SHORT EXERCISE: Find every line in the records below that holds the word "协议的应用程序" and copy it.

SUPPLIED DATA:
··········

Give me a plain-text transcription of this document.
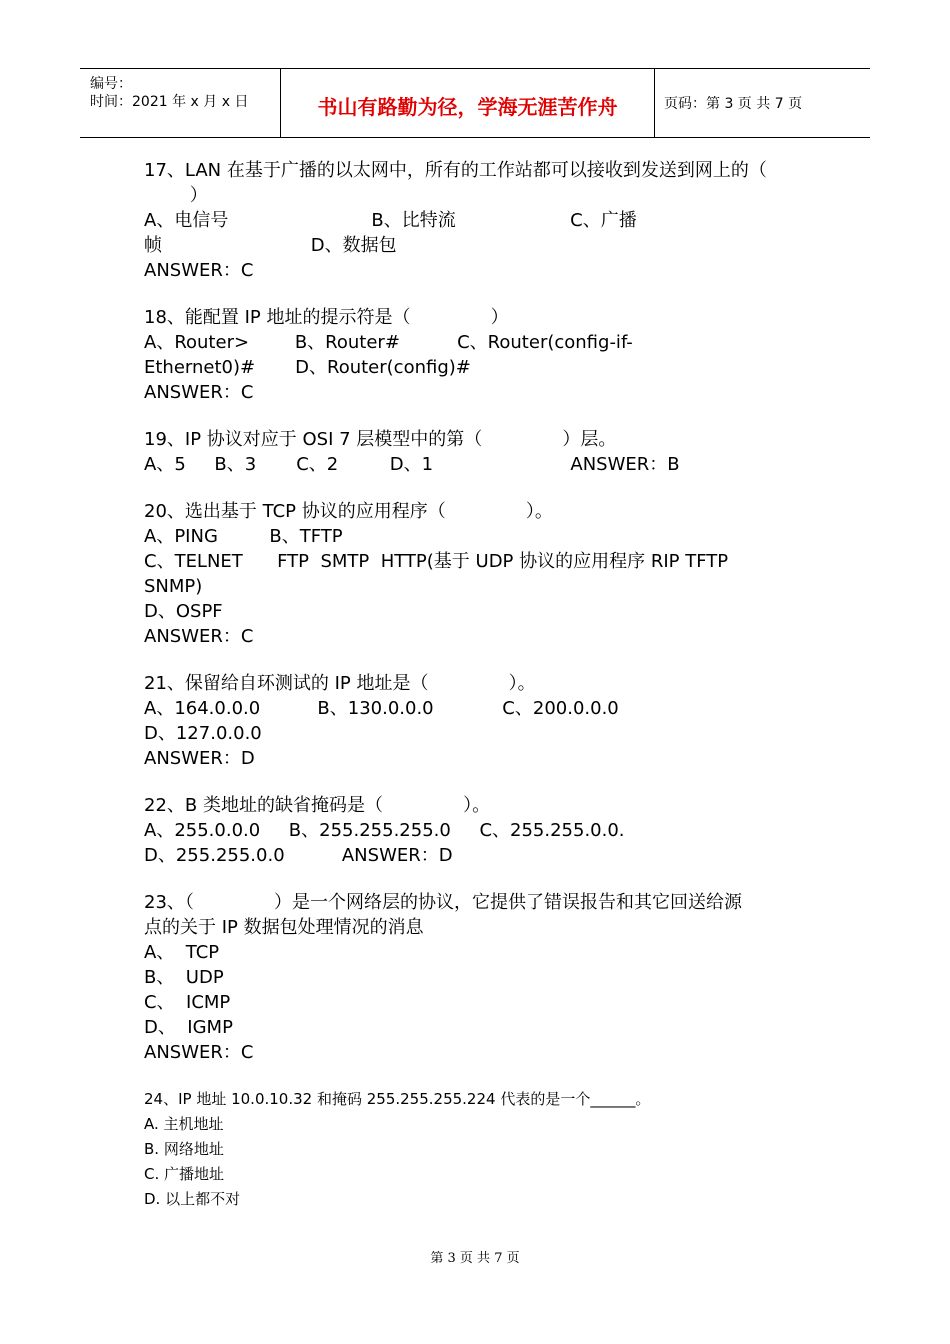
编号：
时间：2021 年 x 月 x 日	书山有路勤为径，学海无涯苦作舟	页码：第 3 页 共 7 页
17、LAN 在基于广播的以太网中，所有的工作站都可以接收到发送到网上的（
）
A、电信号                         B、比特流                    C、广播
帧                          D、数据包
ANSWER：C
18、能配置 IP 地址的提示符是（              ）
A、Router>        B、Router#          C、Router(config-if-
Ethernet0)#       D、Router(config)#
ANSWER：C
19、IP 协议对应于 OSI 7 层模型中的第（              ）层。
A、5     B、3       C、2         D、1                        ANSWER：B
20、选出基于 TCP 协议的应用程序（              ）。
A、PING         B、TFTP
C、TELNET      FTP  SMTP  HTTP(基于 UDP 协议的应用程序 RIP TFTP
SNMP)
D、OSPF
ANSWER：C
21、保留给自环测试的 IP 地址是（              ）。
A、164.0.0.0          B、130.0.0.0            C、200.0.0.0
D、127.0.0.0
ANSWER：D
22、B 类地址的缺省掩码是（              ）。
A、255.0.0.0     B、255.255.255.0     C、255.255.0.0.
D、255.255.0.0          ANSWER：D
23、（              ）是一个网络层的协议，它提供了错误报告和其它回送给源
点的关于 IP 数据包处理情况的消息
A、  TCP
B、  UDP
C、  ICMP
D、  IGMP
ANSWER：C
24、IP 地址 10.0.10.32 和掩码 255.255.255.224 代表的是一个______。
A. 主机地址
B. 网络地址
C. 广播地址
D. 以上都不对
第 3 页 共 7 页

··········

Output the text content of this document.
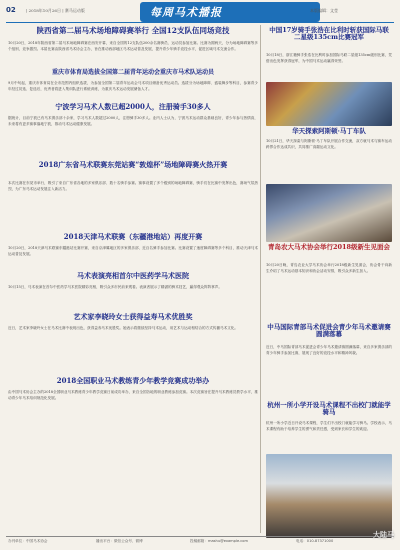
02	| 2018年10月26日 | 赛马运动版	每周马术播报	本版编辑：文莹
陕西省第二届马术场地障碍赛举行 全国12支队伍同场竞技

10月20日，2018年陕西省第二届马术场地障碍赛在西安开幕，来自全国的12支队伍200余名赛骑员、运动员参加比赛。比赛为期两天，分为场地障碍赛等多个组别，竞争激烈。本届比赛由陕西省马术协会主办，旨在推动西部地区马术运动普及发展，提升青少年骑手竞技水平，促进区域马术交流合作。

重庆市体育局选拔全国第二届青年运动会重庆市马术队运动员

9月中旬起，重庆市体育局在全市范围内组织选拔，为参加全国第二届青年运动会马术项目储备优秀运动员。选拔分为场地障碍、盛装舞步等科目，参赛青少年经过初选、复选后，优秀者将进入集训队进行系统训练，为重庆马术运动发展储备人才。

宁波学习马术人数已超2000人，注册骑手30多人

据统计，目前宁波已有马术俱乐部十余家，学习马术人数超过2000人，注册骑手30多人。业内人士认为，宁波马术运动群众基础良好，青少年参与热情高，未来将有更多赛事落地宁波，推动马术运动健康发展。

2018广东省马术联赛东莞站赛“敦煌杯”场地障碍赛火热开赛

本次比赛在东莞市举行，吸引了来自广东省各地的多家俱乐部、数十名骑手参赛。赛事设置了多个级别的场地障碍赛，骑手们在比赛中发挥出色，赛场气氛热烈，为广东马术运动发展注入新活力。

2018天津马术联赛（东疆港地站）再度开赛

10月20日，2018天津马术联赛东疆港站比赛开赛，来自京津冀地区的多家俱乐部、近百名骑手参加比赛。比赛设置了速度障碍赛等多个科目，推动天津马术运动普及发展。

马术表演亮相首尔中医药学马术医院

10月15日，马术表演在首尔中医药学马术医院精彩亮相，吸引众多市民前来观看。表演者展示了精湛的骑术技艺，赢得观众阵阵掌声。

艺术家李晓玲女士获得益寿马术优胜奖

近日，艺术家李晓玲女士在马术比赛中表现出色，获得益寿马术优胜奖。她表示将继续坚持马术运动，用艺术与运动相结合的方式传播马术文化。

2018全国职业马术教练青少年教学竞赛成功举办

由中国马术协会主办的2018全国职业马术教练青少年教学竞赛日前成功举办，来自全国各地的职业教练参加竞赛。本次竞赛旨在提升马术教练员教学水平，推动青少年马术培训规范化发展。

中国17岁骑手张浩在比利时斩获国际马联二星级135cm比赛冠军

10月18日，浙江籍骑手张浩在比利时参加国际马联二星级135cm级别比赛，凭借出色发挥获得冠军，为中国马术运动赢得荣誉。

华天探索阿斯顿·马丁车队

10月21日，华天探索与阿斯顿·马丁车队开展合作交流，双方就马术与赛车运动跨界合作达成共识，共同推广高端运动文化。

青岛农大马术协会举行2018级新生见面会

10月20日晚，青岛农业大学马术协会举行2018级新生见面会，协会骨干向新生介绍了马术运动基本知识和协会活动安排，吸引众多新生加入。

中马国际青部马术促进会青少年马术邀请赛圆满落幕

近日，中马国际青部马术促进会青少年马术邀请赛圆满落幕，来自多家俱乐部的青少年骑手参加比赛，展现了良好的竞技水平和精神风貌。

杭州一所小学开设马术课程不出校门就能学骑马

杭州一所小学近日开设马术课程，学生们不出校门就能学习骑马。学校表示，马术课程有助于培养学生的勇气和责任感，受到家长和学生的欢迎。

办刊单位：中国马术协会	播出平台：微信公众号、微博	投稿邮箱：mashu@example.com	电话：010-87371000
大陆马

··········

ANSWER FOR THE TASK:
20、选出基于 TCP 协议的应用程序（              ）。
C、TELNET      FTP  SMTP  HTTP(基于 UDP 协议的应用程序 RIP TFTP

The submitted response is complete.